> _YOUR INSTRUCTIONS_: Where a line in the listing below contains the word "本报记者", copy that line.
____________
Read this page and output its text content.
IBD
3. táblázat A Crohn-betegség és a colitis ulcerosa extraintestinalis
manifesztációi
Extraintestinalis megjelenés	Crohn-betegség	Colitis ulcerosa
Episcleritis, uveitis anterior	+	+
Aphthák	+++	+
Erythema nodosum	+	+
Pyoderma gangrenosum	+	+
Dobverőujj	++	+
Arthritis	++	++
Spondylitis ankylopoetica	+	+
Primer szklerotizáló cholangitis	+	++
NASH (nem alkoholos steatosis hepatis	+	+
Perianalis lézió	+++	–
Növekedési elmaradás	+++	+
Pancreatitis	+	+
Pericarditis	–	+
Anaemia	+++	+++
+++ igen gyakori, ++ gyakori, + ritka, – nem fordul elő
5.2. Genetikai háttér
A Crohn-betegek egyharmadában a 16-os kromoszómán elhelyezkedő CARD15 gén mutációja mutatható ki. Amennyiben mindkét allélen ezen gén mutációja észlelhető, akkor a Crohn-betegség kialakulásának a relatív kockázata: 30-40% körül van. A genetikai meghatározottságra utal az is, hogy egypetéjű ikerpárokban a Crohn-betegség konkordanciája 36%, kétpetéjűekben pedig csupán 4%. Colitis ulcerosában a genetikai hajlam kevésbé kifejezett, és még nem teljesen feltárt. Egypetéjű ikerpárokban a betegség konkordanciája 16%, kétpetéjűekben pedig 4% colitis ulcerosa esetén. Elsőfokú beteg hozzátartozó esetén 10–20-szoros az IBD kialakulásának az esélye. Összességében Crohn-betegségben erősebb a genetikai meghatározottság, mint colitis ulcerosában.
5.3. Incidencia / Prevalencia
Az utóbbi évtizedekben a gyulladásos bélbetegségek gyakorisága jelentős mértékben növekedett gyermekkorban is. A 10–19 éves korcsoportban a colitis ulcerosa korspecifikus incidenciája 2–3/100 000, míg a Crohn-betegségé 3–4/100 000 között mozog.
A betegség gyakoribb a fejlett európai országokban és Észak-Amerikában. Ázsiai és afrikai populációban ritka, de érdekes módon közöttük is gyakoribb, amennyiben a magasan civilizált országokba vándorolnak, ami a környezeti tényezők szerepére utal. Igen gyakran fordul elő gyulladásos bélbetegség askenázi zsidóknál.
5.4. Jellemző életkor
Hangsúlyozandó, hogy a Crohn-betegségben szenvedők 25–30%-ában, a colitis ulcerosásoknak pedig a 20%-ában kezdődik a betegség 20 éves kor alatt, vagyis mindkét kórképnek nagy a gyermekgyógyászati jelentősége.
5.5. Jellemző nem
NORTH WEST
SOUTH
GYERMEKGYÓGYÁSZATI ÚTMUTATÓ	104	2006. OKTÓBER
____________
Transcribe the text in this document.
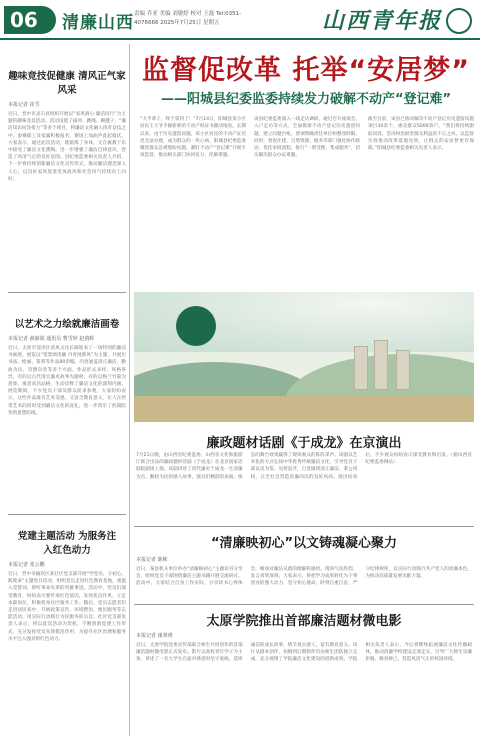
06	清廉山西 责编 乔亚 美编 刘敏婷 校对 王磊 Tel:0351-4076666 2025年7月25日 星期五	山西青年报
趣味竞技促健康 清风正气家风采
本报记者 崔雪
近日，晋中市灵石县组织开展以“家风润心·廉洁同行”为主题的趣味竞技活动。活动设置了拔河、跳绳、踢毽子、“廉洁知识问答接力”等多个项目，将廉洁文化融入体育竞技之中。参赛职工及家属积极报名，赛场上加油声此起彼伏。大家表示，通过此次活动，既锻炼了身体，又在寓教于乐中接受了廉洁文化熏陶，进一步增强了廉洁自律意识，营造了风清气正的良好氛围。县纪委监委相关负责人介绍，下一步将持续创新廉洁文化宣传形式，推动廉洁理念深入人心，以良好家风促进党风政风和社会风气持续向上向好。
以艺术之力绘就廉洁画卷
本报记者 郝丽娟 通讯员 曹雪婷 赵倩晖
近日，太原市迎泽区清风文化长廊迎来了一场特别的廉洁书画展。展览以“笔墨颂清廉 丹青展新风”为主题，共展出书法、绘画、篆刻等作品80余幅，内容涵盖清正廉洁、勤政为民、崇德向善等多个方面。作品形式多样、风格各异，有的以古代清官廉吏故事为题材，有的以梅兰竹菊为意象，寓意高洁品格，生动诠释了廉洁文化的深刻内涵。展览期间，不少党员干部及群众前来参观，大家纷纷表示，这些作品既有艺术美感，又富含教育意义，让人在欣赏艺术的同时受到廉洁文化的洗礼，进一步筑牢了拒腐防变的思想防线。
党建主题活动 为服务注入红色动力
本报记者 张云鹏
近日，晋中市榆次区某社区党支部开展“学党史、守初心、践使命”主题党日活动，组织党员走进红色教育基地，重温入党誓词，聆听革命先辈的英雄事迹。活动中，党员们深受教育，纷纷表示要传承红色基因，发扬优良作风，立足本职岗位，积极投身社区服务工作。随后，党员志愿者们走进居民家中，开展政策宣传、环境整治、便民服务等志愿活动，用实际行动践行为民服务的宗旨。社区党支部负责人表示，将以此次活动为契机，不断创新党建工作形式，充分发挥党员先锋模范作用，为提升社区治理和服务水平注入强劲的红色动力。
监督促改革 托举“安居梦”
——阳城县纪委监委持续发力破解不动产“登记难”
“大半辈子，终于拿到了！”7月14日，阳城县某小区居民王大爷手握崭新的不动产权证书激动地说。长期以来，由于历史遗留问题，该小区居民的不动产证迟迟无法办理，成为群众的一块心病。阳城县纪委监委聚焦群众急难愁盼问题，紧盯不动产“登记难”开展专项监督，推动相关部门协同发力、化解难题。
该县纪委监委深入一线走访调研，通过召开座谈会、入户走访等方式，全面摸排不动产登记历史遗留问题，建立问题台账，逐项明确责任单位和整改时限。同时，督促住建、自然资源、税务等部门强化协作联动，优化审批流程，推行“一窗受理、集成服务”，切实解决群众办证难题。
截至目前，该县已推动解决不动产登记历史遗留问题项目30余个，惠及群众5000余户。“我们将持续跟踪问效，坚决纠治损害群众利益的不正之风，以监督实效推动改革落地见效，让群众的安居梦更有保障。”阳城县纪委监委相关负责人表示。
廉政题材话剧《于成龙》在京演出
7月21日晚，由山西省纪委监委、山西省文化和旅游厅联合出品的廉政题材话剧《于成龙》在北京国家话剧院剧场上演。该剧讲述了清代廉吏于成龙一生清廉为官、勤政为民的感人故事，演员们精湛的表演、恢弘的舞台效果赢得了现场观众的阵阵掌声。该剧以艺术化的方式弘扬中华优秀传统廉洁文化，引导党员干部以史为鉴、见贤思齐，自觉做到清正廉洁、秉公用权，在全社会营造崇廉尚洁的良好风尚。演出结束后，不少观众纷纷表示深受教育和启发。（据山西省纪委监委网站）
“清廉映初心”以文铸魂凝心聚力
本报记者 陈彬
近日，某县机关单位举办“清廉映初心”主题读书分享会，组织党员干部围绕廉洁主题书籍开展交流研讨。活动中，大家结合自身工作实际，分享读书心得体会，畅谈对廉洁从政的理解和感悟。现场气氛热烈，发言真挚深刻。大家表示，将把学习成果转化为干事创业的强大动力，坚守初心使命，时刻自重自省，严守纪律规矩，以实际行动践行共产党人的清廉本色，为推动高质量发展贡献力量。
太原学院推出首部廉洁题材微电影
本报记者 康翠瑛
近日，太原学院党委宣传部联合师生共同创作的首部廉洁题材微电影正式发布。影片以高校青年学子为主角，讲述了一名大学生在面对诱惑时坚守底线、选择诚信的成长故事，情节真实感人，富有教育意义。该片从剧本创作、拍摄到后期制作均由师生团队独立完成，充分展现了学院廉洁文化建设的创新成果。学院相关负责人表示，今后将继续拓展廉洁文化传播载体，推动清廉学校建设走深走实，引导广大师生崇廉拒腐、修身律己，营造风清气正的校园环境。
____________
> _REPLY TO THE EXERCISE_:
本报记者 崔雪
本报记者 郝丽娟 通讯员 曹雪婷 赵倩晖
本报记者 张云鹏
本报记者 陈彬
本报记者 康翠瑛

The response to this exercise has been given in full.